-- start of TASK INPUTS --
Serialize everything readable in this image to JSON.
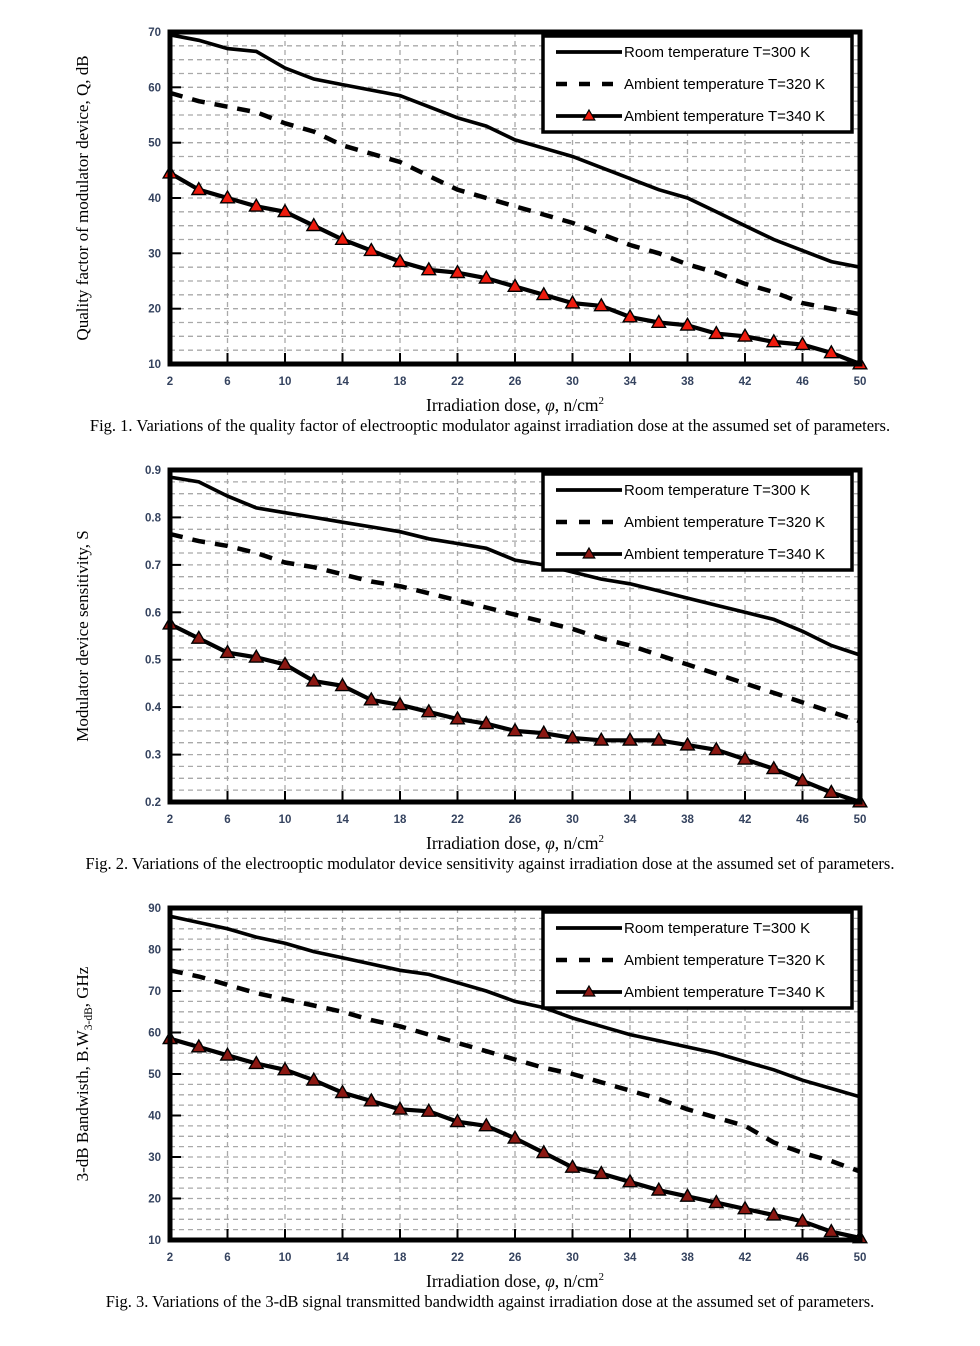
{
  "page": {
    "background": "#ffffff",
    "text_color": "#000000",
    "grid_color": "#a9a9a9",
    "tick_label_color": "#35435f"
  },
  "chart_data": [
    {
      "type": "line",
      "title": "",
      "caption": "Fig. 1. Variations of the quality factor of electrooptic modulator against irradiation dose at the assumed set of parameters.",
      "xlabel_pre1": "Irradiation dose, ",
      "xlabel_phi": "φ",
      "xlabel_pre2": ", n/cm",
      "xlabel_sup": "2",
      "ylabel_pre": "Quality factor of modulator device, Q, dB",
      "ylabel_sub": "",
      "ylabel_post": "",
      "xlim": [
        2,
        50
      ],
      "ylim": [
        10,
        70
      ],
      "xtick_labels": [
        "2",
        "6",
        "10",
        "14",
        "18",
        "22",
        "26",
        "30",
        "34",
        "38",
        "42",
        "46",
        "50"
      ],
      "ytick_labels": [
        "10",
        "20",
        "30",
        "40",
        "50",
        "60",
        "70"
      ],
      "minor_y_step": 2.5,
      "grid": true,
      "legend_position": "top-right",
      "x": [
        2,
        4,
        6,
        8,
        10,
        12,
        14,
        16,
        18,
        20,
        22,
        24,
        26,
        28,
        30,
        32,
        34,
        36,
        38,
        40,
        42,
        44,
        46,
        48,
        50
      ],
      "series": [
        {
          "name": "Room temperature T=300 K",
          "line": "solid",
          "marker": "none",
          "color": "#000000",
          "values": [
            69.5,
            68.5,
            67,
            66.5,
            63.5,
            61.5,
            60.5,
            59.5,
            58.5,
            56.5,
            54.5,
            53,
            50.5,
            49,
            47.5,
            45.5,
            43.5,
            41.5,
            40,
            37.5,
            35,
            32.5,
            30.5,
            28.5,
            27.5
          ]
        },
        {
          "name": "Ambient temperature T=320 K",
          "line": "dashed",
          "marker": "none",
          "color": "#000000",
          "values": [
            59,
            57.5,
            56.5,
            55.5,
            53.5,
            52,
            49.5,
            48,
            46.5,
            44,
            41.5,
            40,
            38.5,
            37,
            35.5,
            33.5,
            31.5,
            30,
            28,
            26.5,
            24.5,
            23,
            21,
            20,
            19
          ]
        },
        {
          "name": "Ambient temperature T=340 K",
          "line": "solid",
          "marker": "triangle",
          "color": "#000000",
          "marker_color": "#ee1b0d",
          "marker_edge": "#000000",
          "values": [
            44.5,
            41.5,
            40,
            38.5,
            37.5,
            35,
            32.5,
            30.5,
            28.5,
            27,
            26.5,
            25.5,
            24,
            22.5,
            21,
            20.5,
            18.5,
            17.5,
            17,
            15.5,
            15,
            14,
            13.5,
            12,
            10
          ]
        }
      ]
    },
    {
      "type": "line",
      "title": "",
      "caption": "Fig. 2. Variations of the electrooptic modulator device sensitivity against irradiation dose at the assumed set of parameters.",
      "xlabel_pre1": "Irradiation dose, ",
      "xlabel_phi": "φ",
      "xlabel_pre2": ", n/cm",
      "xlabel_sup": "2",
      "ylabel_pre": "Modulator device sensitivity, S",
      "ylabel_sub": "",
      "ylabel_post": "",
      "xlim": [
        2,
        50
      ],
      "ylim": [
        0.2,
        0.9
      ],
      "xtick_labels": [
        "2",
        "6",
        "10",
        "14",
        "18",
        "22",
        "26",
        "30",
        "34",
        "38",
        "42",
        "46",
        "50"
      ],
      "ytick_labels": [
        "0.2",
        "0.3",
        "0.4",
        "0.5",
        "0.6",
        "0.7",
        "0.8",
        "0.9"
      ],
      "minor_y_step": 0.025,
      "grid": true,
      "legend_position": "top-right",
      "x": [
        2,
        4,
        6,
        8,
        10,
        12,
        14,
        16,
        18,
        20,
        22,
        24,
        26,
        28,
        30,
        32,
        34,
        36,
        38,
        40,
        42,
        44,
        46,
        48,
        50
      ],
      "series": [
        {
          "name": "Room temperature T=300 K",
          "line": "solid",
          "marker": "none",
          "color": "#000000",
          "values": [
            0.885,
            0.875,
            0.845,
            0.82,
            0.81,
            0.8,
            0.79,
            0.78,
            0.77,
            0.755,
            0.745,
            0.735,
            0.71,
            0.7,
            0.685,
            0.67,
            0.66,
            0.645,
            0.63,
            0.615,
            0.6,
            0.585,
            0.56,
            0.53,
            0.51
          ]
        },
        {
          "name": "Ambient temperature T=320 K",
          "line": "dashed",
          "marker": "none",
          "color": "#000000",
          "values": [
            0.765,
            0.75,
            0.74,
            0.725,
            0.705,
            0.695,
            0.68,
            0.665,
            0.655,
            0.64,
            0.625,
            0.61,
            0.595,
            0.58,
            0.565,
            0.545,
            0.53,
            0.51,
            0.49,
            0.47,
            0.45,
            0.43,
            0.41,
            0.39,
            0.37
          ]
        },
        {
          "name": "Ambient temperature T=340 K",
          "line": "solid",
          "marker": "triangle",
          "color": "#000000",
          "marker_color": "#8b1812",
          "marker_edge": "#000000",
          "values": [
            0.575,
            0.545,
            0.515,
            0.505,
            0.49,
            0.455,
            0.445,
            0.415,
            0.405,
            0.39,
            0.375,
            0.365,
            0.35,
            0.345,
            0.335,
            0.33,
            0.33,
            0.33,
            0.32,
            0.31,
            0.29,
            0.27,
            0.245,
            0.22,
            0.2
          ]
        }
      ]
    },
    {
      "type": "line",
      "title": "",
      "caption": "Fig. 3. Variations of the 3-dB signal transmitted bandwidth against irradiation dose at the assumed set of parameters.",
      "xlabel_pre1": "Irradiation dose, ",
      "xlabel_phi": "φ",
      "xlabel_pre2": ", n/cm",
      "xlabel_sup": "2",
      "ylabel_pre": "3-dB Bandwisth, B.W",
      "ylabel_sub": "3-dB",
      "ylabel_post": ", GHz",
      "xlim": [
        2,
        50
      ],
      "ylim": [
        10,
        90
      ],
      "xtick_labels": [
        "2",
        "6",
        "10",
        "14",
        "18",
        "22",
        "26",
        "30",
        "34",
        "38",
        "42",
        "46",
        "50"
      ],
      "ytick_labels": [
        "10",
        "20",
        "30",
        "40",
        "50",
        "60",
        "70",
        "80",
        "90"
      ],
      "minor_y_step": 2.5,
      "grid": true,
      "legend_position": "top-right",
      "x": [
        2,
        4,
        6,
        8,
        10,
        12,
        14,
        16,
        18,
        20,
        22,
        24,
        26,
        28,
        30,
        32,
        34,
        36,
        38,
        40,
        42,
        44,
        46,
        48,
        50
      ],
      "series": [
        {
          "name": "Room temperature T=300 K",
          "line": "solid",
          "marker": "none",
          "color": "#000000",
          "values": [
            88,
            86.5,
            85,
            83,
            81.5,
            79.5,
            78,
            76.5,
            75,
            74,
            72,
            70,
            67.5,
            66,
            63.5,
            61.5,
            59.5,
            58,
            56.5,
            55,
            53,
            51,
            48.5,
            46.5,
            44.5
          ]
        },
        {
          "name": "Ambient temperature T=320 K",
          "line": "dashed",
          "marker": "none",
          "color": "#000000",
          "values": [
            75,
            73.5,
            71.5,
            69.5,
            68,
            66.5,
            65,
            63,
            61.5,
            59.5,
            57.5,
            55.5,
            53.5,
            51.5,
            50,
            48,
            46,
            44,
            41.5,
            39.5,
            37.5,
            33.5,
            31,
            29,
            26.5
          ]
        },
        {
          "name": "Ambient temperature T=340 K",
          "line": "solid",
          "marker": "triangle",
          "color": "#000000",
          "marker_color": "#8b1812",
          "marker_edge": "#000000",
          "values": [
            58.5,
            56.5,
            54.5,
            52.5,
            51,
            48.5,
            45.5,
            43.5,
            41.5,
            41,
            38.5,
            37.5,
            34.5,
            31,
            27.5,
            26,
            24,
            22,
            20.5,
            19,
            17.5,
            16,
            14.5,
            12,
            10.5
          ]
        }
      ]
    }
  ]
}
-- end of TASK INPUTS --
-- start of TASK INPUTS --
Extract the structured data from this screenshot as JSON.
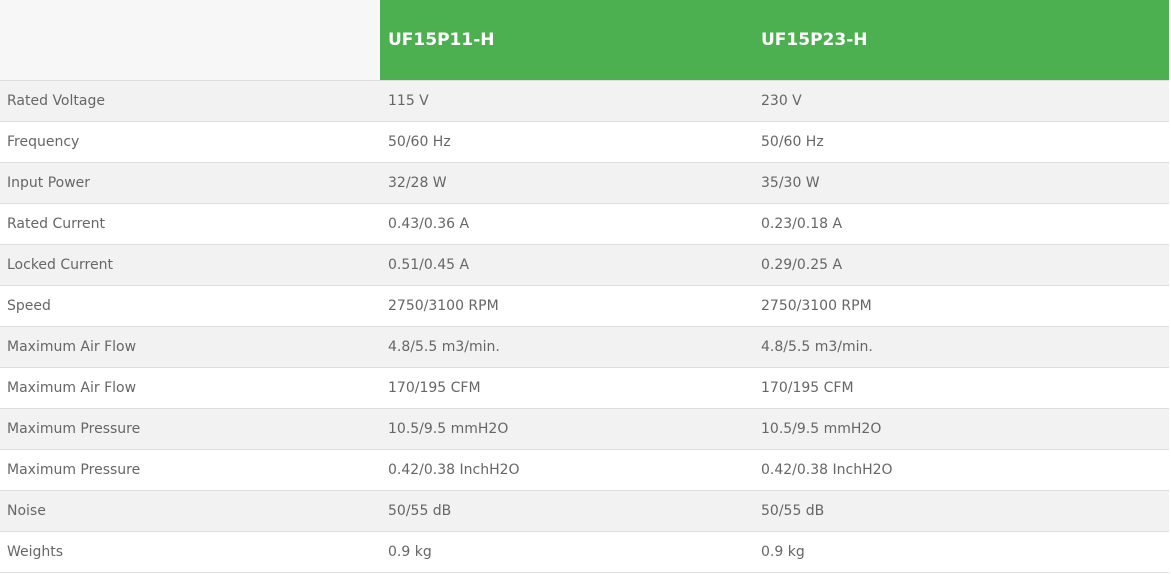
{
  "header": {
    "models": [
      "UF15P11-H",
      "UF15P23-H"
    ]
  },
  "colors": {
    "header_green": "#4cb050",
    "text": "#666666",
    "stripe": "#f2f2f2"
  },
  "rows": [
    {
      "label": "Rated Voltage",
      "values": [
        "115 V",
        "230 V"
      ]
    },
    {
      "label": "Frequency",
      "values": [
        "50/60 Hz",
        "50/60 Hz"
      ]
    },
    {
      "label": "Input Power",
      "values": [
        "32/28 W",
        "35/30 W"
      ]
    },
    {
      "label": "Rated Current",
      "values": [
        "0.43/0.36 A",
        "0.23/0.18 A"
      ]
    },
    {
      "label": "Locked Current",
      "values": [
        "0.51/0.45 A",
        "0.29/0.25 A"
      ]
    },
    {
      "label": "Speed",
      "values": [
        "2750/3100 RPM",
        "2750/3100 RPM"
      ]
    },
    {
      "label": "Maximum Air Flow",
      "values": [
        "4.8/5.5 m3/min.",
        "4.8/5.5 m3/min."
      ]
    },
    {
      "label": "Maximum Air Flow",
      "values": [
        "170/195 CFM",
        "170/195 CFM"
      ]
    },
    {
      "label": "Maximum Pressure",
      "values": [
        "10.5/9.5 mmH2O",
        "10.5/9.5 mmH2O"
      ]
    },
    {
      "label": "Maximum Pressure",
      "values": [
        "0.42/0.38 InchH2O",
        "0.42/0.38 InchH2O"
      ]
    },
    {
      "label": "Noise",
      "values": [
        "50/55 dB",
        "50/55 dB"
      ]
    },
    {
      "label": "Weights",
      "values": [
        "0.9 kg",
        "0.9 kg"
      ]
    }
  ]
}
-- end of TASK INPUTS --
EXERCISE DESCRIPTION:
Within the material above, find the lines that contain the word "caption"; copy them.

EXERCISE RESULT:
      "caption": "Fig. 1. Variations of the quality factor of electrooptic modulator against irradiation dose at the assumed set of parameters.",
      "caption": "Fig. 2. Variations of the electrooptic modulator device sensitivity against irradiation dose at the assumed set of parameters.",
      "caption": "Fig. 3. Variations of the 3-dB signal transmitted bandwidth against irradiation dose at the assumed set of parameters.",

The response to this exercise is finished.